* **Goal**
List each line of the data in which the string "exceedance" appears.

* **Dataset listings of figures**
(begin)
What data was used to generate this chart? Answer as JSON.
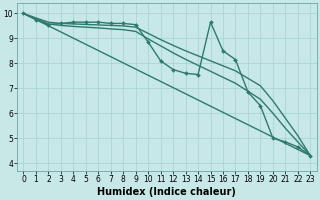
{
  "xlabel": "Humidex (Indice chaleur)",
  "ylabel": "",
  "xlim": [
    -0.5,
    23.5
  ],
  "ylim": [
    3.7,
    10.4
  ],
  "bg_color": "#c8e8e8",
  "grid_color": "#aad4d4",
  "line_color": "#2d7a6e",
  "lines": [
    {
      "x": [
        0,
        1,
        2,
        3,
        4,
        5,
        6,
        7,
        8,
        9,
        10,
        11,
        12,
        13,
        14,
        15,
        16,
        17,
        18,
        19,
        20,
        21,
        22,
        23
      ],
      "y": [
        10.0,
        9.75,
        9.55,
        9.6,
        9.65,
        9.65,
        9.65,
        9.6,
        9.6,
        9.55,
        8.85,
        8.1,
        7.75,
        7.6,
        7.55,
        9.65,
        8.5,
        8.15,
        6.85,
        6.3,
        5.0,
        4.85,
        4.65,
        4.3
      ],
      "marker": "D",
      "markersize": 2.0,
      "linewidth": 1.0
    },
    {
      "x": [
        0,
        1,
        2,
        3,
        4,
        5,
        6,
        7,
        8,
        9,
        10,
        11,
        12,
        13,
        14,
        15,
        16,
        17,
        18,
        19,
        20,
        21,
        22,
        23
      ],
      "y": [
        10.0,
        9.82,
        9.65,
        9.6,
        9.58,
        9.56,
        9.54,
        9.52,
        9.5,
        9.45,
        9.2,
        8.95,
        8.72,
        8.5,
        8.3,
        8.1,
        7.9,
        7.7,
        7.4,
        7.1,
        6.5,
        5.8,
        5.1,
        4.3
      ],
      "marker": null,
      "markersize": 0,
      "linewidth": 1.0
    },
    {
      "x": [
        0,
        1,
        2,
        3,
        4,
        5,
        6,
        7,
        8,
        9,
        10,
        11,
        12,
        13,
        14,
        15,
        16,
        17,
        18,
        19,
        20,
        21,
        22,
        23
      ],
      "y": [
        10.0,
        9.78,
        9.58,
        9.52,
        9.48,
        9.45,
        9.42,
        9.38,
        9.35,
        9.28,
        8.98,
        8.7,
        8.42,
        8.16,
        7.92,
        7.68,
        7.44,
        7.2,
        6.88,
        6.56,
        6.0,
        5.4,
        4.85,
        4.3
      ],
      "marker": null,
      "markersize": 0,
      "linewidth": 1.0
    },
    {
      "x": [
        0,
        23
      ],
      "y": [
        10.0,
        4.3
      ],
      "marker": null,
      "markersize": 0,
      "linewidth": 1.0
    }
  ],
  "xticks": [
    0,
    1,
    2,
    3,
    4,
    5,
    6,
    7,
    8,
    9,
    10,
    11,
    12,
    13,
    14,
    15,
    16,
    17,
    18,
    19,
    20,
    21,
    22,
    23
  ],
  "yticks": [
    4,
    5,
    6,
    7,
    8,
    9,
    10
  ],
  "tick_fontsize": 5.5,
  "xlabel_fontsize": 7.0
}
(end)
(begin)
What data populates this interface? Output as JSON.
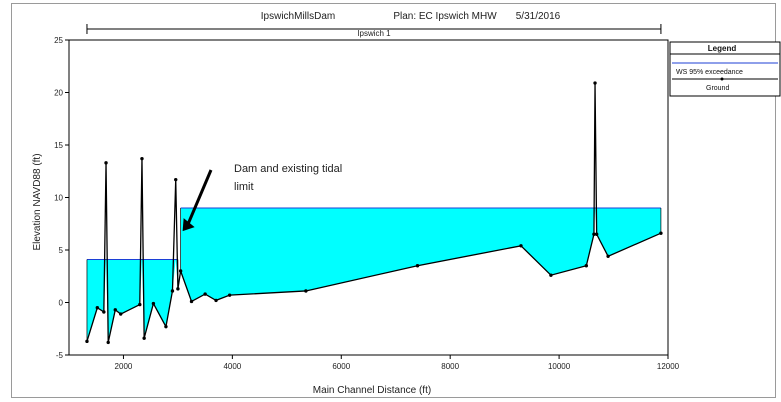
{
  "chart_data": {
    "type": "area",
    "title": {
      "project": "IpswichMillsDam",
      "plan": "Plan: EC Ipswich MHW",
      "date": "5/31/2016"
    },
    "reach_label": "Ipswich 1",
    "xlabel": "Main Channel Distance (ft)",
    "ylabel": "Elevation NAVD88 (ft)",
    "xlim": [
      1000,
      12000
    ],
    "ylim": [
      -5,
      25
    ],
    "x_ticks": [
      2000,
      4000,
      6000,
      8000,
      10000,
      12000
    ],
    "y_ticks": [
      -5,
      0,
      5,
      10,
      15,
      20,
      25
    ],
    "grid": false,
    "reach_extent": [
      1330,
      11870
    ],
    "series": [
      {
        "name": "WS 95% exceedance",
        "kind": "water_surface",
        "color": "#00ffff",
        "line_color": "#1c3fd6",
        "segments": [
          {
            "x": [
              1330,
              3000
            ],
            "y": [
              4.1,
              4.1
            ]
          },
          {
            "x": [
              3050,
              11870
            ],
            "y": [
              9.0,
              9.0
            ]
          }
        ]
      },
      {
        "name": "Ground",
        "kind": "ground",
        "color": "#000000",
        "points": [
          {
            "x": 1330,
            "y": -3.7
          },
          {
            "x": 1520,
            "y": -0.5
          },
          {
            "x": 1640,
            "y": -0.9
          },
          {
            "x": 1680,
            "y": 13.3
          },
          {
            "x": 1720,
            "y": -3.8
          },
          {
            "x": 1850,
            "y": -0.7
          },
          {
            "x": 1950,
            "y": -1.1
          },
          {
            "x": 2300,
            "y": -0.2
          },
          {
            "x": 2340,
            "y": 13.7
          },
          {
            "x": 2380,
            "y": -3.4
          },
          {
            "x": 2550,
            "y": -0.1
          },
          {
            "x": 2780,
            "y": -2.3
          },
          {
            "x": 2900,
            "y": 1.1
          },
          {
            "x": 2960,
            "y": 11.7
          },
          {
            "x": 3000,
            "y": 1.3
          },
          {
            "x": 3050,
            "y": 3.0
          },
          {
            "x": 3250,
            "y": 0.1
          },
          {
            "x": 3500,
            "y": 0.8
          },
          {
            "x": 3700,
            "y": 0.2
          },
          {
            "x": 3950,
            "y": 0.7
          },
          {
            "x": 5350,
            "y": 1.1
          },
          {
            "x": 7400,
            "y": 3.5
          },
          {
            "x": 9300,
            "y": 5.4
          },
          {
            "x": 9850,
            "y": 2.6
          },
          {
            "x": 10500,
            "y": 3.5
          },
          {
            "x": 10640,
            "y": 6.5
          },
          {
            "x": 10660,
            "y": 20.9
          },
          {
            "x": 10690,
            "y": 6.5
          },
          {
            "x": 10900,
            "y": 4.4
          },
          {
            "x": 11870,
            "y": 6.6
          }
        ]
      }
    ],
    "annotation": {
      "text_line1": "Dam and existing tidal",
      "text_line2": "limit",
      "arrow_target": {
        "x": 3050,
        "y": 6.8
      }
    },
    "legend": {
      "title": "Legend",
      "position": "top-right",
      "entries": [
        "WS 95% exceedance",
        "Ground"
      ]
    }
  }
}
(end)
* **Exercise response**
        "name": "WS 95% exceedance",
        "WS 95% exceedance",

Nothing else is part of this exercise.